Every entry must be repeated exactly. Exclude all pictures.
-- Start of Material supplied --
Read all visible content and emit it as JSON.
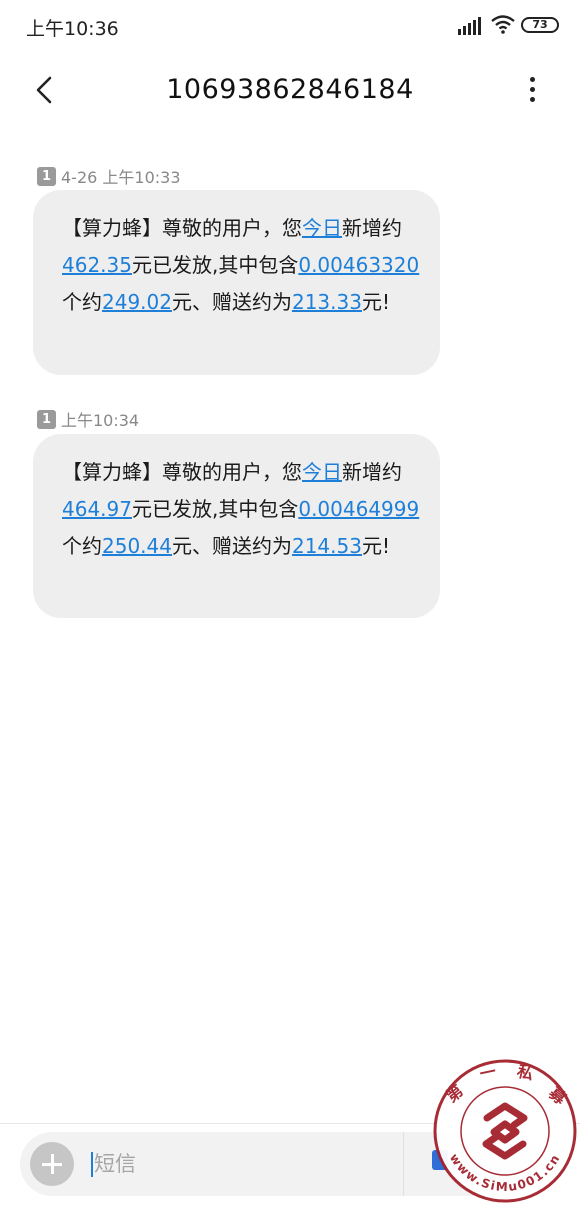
{
  "status_bar": {
    "time": "上午10:36",
    "battery_level": "73"
  },
  "header": {
    "title": "10693862846184"
  },
  "messages": [
    {
      "sim": "1",
      "timestamp": "4-26 上午10:33",
      "segments": [
        "【算力蜂】尊敬的用户，您",
        "今日",
        "新增约",
        "462.35",
        "元已发放,其中包含",
        "0.00463320",
        "个约",
        "249.02",
        "元、赠送约为",
        "213.33",
        "元!"
      ]
    },
    {
      "sim": "1",
      "timestamp": "上午10:34",
      "segments": [
        "【算力蜂】尊敬的用户，您",
        "今日",
        "新增约",
        "464.97",
        "元已发放,其中包含",
        "0.00464999",
        "个约",
        "250.44",
        "元、赠送约为",
        "214.53",
        "元!"
      ]
    }
  ],
  "composer": {
    "placeholder": "短信"
  },
  "watermark": {
    "chars": [
      "第",
      "一",
      "私",
      "募"
    ],
    "url": "www.SiMu001.cn"
  },
  "colors": {
    "link": "#1e7fd9",
    "bubble": "#eeeeee",
    "watermark": "#a4212b"
  }
}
-- End of Material supplied --
(Written answer):
Read all visible content and emit it as JSON.
{
  "status_bar": {
    "time": "上午10:36",
    "battery_level": "73"
  },
  "header": {
    "title": "10693862846184"
  },
  "messages": [
    {
      "sim": "1",
      "timestamp": "4-26 上午10:33",
      "segments": [
        "【算力蜂】尊敬的用户，您",
        "今日",
        "新增约",
        "462.35",
        "元已发放,其中包含",
        "0.00463320",
        "个约",
        "249.02",
        "元、赠送约为",
        "213.33",
        "元!"
      ]
    },
    {
      "sim": "1",
      "timestamp": "上午10:34",
      "segments": [
        "【算力蜂】尊敬的用户，您",
        "今日",
        "新增约",
        "464.97",
        "元已发放,其中包含",
        "0.00464999",
        "个约",
        "250.44",
        "元、赠送约为",
        "214.53",
        "元!"
      ]
    }
  ],
  "composer": {
    "placeholder": "短信"
  },
  "watermark": {
    "chars": [
      "第",
      "一",
      "私",
      "募"
    ],
    "url": "www.SiMu001.cn"
  },
  "colors": {
    "link": "#1e7fd9",
    "bubble": "#eeeeee",
    "watermark": "#a4212b"
  }
}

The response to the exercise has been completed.